> [WHAT IS BEING ASKED]
Output the entries verbatim, including every line.
### RAW RECORDS
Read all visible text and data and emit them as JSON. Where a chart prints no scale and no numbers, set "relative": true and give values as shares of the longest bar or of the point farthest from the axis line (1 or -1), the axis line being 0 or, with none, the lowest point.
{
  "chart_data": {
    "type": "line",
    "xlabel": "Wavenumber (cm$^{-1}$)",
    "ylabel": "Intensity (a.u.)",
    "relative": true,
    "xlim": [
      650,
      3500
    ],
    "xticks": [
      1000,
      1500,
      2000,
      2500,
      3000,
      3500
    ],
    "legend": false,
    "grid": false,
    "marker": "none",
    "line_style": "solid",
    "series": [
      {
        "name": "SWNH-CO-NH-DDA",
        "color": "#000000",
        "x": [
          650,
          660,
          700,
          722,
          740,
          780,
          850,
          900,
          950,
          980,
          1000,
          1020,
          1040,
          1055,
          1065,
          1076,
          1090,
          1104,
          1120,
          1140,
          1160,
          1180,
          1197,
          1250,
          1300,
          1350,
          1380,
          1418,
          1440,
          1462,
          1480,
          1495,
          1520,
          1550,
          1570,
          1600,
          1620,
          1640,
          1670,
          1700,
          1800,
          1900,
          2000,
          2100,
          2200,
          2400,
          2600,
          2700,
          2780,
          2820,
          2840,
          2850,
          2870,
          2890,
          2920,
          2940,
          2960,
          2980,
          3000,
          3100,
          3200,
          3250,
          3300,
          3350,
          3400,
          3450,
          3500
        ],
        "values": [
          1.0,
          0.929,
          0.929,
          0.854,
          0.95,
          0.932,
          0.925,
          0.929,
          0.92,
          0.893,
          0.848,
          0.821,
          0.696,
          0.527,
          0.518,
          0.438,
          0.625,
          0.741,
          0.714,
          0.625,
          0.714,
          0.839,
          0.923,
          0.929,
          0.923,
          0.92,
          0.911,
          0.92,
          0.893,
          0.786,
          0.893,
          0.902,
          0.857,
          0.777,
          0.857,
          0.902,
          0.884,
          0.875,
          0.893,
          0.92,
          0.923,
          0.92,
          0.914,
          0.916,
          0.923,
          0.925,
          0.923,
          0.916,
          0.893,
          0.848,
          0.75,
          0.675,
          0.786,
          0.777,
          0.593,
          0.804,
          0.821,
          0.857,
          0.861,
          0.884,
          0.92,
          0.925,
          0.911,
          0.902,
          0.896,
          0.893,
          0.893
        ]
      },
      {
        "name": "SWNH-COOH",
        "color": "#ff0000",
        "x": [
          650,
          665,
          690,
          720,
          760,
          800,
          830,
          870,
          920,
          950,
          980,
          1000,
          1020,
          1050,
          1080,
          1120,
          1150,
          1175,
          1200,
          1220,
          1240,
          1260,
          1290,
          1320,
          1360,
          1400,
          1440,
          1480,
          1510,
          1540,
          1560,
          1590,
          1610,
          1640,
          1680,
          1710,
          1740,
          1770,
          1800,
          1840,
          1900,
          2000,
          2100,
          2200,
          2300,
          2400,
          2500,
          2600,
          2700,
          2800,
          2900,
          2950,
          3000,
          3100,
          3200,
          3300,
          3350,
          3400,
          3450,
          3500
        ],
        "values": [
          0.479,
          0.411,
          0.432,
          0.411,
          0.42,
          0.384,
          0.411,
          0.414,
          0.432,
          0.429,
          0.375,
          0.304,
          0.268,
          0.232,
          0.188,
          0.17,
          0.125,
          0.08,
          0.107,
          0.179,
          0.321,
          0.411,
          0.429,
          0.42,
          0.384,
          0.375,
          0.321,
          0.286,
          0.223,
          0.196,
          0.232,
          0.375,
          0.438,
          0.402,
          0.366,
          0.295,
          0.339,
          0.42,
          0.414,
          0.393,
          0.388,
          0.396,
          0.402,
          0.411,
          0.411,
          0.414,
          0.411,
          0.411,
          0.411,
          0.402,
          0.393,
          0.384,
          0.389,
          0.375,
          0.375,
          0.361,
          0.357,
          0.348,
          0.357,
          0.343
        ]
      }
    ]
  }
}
######
> [TASK SOLUTION]
Read all visible text and data and emit them as JSON. Where a chart prints no scale and no numbers, set "relative": true and give values as shares of the longest bar or of the point farthest from the axis line (1 or -1), the axis line being 0 or, with none, the lowest point.
{
  "chart_data": {
    "type": "line",
    "xlabel": "Wavenumber (cm$^{-1}$)",
    "ylabel": "Intensity (a.u.)",
    "relative": true,
    "xlim": [
      650,
      3500
    ],
    "xticks": [
      1000,
      1500,
      2000,
      2500,
      3000,
      3500
    ],
    "legend": false,
    "grid": false,
    "marker": "none",
    "line_style": "solid",
    "series": [
      {
        "name": "SWNH-CO-NH-DDA",
        "color": "#000000",
        "x": [
          650,
          660,
          700,
          722,
          740,
          780,
          850,
          900,
          950,
          980,
          1000,
          1020,
          1040,
          1055,
          1065,
          1076,
          1090,
          1104,
          1120,
          1140,
          1160,
          1180,
          1197,
          1250,
          1300,
          1350,
          1380,
          1418,
          1440,
          1462,
          1480,
          1495,
          1520,
          1550,
          1570,
          1600,
          1620,
          1640,
          1670,
          1700,
          1800,
          1900,
          2000,
          2100,
          2200,
          2400,
          2600,
          2700,
          2780,
          2820,
          2840,
          2850,
          2870,
          2890,
          2920,
          2940,
          2960,
          2980,
          3000,
          3100,
          3200,
          3250,
          3300,
          3350,
          3400,
          3450,
          3500
        ],
        "values": [
          1.0,
          0.929,
          0.929,
          0.854,
          0.95,
          0.932,
          0.925,
          0.929,
          0.92,
          0.893,
          0.848,
          0.821,
          0.696,
          0.527,
          0.518,
          0.438,
          0.625,
          0.741,
          0.714,
          0.625,
          0.714,
          0.839,
          0.923,
          0.929,
          0.923,
          0.92,
          0.911,
          0.92,
          0.893,
          0.786,
          0.893,
          0.902,
          0.857,
          0.777,
          0.857,
          0.902,
          0.884,
          0.875,
          0.893,
          0.92,
          0.923,
          0.92,
          0.914,
          0.916,
          0.923,
          0.925,
          0.923,
          0.916,
          0.893,
          0.848,
          0.75,
          0.675,
          0.786,
          0.777,
          0.593,
          0.804,
          0.821,
          0.857,
          0.861,
          0.884,
          0.92,
          0.925,
          0.911,
          0.902,
          0.896,
          0.893,
          0.893
        ]
      },
      {
        "name": "SWNH-COOH",
        "color": "#ff0000",
        "x": [
          650,
          665,
          690,
          720,
          760,
          800,
          830,
          870,
          920,
          950,
          980,
          1000,
          1020,
          1050,
          1080,
          1120,
          1150,
          1175,
          1200,
          1220,
          1240,
          1260,
          1290,
          1320,
          1360,
          1400,
          1440,
          1480,
          1510,
          1540,
          1560,
          1590,
          1610,
          1640,
          1680,
          1710,
          1740,
          1770,
          1800,
          1840,
          1900,
          2000,
          2100,
          2200,
          2300,
          2400,
          2500,
          2600,
          2700,
          2800,
          2900,
          2950,
          3000,
          3100,
          3200,
          3300,
          3350,
          3400,
          3450,
          3500
        ],
        "values": [
          0.479,
          0.411,
          0.432,
          0.411,
          0.42,
          0.384,
          0.411,
          0.414,
          0.432,
          0.429,
          0.375,
          0.304,
          0.268,
          0.232,
          0.188,
          0.17,
          0.125,
          0.08,
          0.107,
          0.179,
          0.321,
          0.411,
          0.429,
          0.42,
          0.384,
          0.375,
          0.321,
          0.286,
          0.223,
          0.196,
          0.232,
          0.375,
          0.438,
          0.402,
          0.366,
          0.295,
          0.339,
          0.42,
          0.414,
          0.393,
          0.388,
          0.396,
          0.402,
          0.411,
          0.411,
          0.414,
          0.411,
          0.411,
          0.411,
          0.402,
          0.393,
          0.384,
          0.389,
          0.375,
          0.375,
          0.361,
          0.357,
          0.348,
          0.357,
          0.343
        ]
      }
    ]
  }
}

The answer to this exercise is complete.